SHORT TASK: Do any lines in the data below contain "JSON"? If so, copy every one of them.

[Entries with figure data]
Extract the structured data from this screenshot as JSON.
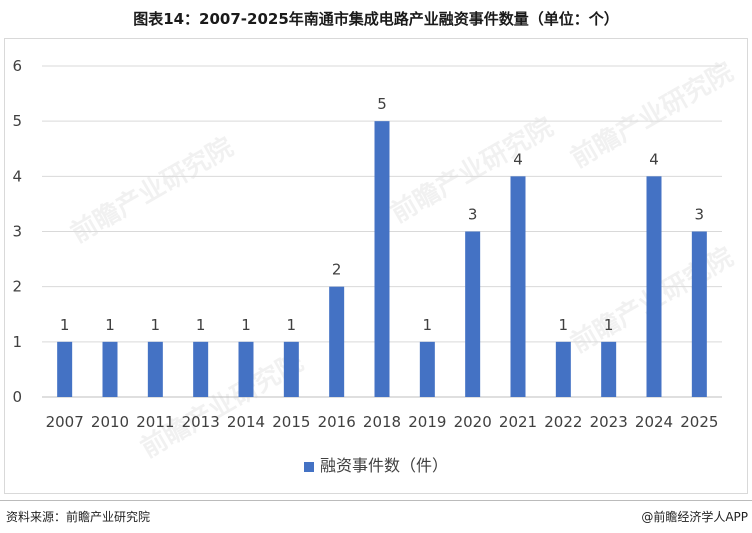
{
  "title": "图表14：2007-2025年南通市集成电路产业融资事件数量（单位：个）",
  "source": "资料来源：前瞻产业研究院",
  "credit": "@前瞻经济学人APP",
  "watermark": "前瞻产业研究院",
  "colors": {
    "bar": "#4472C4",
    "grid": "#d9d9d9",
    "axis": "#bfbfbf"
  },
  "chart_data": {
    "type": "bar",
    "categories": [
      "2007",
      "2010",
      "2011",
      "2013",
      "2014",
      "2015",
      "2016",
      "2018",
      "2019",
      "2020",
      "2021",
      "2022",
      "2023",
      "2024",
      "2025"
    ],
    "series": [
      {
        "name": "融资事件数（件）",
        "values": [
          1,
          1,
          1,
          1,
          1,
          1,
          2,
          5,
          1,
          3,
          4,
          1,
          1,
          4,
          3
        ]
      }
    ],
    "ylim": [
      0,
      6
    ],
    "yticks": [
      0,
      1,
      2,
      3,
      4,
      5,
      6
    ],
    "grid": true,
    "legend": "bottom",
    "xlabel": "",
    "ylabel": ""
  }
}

* * *

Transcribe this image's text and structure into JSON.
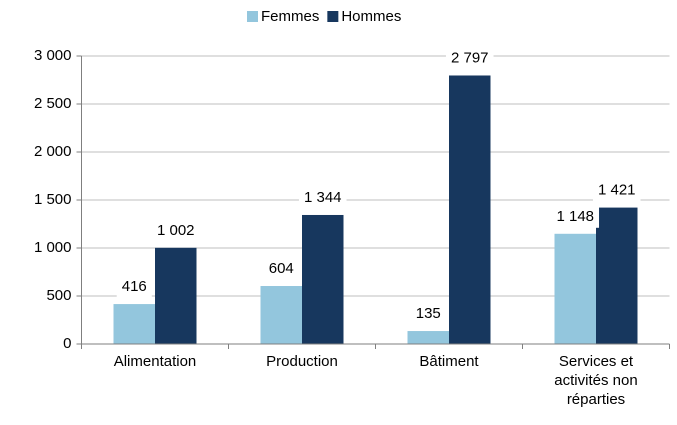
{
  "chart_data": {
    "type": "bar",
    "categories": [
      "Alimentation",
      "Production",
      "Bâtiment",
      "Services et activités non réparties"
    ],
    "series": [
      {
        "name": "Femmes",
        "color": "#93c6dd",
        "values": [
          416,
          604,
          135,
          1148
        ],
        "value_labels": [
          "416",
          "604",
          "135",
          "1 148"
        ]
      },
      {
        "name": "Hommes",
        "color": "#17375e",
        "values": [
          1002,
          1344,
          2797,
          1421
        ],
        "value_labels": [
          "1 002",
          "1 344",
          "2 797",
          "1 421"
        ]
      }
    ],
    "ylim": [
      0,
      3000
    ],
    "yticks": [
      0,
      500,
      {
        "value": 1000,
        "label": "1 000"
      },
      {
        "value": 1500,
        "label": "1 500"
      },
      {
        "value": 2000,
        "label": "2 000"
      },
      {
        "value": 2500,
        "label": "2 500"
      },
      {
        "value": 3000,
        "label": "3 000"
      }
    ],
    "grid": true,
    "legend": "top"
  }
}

TASK OUTPUT:
Extract the structured data from this screenshot as JSON.
Transcribe this image's text and structure into JSON.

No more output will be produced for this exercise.